[Stored data]
· · · · ·
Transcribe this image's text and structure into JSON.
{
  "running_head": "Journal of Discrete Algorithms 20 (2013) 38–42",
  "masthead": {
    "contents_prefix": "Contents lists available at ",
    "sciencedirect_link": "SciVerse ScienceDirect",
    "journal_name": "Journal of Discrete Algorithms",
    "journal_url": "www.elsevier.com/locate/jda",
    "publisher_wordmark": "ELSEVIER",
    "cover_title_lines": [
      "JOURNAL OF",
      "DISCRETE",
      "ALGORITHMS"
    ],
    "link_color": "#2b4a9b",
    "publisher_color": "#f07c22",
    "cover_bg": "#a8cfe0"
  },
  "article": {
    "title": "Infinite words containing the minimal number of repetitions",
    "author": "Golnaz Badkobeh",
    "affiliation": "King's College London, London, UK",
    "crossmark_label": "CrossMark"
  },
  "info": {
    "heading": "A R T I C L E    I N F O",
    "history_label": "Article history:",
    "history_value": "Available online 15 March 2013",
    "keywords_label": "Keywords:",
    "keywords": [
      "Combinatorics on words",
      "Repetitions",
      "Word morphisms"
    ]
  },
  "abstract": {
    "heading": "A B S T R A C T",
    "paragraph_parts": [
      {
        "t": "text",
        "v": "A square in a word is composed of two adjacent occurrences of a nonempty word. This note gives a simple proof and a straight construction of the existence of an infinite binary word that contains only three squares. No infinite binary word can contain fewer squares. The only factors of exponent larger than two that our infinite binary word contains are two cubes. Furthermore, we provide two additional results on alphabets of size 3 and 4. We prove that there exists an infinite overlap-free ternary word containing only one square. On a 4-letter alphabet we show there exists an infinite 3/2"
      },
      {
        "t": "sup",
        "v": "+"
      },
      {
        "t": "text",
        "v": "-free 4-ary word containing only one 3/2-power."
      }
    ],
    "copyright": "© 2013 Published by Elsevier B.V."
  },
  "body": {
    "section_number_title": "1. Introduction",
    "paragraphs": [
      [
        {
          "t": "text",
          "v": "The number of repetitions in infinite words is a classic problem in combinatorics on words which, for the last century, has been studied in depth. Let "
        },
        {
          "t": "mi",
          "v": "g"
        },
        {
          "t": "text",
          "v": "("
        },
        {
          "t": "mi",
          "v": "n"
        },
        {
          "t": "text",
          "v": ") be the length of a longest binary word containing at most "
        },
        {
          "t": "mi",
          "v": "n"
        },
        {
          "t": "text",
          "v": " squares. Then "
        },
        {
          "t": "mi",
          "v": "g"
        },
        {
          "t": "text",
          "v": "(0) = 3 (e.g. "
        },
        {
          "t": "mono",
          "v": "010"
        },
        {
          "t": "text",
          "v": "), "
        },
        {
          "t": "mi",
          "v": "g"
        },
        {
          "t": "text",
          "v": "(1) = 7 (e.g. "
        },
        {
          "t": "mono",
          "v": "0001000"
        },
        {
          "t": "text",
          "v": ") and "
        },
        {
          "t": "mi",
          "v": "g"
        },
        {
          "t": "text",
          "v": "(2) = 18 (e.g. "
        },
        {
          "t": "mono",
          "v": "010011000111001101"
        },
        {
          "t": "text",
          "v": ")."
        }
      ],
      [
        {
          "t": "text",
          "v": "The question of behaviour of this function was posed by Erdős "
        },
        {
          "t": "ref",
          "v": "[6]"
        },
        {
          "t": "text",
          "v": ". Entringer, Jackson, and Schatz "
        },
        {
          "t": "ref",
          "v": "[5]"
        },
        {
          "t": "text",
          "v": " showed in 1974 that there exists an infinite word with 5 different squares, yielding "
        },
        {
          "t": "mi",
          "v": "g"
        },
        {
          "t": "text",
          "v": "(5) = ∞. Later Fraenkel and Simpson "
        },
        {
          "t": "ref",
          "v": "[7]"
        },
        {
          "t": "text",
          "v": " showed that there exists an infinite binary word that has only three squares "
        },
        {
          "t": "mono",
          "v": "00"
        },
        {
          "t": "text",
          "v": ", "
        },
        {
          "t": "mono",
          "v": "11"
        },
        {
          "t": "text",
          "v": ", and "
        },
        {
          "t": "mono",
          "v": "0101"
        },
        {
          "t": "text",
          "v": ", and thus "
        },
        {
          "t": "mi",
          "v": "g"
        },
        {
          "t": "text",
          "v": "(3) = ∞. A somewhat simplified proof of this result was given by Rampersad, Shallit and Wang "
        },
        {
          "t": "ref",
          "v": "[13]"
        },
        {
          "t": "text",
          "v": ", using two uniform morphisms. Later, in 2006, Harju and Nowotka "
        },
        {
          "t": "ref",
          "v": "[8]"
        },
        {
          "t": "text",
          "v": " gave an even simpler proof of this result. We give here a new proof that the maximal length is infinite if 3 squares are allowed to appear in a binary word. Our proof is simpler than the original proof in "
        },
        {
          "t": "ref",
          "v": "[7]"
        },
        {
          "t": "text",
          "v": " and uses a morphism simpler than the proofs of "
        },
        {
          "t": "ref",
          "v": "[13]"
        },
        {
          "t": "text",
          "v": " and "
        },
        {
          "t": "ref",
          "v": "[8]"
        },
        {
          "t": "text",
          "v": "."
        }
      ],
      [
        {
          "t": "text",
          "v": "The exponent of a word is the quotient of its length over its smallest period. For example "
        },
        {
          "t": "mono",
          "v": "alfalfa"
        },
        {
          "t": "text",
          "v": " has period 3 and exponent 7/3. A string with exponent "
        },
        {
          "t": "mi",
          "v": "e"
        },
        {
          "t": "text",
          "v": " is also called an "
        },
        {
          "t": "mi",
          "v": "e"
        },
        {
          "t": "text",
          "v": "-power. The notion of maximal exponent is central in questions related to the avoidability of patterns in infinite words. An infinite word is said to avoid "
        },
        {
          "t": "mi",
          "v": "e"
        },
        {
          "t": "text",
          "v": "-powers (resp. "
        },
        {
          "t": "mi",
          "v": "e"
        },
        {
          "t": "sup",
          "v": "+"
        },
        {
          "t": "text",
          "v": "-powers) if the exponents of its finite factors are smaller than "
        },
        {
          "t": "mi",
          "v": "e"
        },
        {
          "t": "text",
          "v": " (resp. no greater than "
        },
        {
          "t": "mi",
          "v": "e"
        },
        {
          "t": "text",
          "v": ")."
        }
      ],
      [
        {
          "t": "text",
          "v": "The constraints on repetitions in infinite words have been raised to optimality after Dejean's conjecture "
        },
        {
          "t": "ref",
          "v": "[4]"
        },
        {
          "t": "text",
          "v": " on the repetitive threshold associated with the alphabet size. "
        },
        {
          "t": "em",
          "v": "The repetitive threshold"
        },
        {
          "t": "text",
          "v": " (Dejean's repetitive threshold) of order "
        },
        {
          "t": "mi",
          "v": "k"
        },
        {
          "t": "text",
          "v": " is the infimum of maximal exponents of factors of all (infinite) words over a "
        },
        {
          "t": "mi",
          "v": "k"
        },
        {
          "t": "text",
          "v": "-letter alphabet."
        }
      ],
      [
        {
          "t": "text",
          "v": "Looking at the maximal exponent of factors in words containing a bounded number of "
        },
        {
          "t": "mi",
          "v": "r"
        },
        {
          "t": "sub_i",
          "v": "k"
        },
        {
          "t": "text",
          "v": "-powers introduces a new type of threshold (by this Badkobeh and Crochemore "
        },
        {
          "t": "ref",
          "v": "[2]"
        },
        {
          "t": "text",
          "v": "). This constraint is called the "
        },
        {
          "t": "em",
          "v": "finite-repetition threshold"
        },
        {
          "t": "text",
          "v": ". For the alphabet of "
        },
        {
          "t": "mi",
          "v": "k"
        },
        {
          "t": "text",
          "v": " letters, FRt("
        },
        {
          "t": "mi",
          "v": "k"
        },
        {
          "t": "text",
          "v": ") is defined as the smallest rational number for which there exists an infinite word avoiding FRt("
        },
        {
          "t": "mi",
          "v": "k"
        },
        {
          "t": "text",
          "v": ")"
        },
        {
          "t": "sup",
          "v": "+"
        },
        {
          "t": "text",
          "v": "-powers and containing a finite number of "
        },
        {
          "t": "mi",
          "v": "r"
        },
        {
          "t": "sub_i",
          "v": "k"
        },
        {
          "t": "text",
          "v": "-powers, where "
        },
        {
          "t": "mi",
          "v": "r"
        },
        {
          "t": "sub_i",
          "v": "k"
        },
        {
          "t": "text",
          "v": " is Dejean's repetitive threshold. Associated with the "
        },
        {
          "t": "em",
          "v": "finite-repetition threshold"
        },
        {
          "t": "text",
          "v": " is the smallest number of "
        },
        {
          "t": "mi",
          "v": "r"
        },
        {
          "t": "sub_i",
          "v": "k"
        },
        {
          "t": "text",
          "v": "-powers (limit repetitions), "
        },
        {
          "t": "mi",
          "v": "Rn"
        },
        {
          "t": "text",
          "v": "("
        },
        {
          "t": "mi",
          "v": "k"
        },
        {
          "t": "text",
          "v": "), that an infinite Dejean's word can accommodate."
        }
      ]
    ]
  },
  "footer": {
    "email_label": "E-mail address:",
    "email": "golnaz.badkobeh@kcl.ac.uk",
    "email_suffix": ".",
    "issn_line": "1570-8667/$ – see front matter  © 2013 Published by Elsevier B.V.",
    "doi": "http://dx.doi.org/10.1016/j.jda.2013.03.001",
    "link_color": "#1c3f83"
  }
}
· · · · ·
INSTRUCTION: Copy the lines from the entries above in which the word "free" appears.

COMPLETED EXERCISE:
        "v": "A square in a word is composed of two adjacent occurrences of a nonempty word. This note gives a simple proof and a straight construction of the existence of an infinite binary word that contains only three squares. No infinite binary word can contain fewer squares. The only factors of exponent larger than two that our infinite binary word contains are two cubes. Furthermore, we provide two additional results on alphabets of size 3 and 4. We prove that there exists an infinite overlap-free ternary word containing only one square. On a 4-letter alphabet we show there exists an infinite 3/2"
        "v": "-free 4-ary word containing only one 3/2-power."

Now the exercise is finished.